* _Instruction_:
Each line of the material below that holds the word "screenshot" needs to be copied.

* _Data supplied_:
———

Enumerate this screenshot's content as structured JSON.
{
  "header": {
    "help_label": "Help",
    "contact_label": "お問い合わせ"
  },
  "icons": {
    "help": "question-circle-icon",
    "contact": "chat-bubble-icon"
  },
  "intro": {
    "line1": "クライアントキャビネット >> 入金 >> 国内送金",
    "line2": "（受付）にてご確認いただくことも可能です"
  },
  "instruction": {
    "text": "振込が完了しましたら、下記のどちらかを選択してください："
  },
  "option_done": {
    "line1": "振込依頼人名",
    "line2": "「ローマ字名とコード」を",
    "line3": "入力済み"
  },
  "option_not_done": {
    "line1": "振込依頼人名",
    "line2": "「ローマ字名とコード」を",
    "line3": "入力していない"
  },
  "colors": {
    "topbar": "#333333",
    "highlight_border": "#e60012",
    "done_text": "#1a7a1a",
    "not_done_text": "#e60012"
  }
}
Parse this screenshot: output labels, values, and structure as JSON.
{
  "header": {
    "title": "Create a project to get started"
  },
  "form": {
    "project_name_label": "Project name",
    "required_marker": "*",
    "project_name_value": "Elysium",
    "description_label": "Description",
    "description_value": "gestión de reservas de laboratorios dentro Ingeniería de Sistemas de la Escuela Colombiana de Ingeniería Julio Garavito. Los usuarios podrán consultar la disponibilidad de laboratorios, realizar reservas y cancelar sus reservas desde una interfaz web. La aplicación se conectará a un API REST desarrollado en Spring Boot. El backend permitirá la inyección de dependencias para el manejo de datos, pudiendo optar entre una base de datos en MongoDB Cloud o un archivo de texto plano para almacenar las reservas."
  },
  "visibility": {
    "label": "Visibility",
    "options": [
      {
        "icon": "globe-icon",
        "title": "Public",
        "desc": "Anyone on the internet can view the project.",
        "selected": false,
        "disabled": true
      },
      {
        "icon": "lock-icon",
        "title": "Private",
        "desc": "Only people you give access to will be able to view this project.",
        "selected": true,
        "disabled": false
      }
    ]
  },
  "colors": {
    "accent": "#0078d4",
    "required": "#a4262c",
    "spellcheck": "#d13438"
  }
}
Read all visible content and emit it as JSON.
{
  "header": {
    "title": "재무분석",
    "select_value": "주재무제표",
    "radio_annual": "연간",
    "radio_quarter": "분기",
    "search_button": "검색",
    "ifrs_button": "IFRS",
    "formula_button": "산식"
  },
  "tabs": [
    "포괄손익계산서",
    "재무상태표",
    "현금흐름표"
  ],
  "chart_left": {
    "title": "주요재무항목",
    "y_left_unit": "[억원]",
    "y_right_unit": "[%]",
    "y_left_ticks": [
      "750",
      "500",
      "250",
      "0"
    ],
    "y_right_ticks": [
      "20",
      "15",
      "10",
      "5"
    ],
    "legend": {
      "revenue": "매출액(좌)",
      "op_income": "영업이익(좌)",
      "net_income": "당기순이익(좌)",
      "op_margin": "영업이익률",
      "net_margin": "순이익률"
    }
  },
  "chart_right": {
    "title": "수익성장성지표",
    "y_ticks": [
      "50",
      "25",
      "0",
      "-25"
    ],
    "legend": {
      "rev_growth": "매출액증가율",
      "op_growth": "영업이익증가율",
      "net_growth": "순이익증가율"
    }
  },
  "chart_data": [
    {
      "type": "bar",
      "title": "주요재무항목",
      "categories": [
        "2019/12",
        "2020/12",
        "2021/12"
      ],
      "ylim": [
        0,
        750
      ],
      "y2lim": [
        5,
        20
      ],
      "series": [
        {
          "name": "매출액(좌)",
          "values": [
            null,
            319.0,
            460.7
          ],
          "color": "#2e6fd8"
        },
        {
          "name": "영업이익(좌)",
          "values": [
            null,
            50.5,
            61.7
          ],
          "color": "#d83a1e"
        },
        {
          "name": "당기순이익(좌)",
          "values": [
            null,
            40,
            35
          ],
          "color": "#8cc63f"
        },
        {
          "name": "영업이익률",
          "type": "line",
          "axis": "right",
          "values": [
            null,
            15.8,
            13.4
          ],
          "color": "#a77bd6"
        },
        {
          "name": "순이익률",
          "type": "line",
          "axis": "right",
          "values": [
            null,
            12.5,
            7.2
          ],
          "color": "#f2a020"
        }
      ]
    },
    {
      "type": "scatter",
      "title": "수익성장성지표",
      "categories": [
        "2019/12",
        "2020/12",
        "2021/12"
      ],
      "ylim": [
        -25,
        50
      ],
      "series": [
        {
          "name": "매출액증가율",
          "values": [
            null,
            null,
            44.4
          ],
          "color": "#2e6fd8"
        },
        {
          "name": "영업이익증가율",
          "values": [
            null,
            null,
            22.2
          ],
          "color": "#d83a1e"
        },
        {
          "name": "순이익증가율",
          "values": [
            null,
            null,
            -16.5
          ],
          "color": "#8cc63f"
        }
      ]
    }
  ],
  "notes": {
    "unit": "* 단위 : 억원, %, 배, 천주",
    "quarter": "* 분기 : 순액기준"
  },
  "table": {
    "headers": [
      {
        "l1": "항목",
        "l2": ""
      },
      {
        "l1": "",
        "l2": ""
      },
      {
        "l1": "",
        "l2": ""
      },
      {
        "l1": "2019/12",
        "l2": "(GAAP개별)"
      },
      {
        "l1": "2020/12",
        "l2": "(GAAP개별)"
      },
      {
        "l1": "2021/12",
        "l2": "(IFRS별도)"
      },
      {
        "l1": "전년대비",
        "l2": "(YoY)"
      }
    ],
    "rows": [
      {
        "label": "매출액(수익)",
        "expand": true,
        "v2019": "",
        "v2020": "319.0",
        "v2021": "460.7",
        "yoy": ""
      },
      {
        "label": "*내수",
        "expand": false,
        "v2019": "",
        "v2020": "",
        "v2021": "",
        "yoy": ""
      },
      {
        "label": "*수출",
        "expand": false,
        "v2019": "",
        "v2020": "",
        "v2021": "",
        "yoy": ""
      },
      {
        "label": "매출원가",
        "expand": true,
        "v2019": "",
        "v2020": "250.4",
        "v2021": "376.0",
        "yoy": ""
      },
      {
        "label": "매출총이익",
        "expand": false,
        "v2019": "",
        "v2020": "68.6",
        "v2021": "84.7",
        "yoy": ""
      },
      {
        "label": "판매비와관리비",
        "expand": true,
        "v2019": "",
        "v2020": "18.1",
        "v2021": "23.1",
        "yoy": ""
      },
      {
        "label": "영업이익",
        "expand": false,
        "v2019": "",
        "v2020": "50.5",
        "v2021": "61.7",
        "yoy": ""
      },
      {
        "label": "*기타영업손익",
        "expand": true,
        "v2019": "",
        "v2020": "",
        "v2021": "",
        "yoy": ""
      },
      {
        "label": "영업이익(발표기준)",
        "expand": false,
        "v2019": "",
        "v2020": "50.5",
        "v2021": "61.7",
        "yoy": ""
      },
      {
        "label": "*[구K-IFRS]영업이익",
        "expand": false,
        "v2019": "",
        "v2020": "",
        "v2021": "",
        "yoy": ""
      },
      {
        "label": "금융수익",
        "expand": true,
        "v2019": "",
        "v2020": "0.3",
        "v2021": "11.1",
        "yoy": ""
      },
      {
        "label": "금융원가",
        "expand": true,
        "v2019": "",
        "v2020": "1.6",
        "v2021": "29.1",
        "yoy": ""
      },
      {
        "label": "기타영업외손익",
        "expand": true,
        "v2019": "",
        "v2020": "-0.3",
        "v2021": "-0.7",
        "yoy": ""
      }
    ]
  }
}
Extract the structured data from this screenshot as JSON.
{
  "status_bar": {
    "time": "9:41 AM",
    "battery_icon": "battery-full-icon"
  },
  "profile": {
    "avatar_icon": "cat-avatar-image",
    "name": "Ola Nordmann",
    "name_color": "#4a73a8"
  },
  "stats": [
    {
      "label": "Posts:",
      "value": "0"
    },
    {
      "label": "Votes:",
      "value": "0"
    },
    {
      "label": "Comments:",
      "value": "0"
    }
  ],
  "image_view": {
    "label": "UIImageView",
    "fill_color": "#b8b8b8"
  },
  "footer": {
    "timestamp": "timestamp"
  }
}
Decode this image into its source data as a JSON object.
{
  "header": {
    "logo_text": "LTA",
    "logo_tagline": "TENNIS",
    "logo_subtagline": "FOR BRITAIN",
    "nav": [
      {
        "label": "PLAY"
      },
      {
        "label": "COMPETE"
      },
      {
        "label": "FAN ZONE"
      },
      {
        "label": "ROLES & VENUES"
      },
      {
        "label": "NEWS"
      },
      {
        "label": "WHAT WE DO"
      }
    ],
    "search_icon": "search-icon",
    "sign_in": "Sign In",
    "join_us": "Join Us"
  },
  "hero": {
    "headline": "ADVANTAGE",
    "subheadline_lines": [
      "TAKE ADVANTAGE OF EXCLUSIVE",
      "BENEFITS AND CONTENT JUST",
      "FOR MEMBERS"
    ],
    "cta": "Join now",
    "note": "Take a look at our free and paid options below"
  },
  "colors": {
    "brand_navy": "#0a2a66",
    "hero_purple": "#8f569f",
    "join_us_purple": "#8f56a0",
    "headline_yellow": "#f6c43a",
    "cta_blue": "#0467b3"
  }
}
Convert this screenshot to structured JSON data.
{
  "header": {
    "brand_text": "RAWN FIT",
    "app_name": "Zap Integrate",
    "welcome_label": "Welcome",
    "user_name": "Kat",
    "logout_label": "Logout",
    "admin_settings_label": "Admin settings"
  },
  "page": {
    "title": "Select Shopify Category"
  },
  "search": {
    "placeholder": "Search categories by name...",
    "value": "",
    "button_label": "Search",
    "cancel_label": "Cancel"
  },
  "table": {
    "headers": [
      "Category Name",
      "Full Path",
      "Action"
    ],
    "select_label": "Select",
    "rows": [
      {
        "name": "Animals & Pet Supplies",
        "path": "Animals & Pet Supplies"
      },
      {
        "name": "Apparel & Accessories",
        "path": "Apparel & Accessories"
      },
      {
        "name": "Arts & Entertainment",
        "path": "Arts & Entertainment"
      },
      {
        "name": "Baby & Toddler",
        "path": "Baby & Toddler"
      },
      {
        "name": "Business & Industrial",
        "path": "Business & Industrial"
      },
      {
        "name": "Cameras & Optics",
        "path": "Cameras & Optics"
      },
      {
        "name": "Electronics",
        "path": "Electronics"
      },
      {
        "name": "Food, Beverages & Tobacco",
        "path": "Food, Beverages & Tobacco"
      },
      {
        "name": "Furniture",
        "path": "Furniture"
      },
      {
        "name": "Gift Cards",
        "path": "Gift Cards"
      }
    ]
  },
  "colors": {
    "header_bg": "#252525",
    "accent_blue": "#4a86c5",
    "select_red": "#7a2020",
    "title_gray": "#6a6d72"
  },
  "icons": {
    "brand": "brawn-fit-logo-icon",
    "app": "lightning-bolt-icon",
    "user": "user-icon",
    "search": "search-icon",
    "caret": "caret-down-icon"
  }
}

———

* _Response_:
Enumerate this screenshot's content as structured JSON.
Parse this screenshot: output labels, values, and structure as JSON.
Extract the structured data from this screenshot as JSON.
Convert this screenshot to structured JSON data.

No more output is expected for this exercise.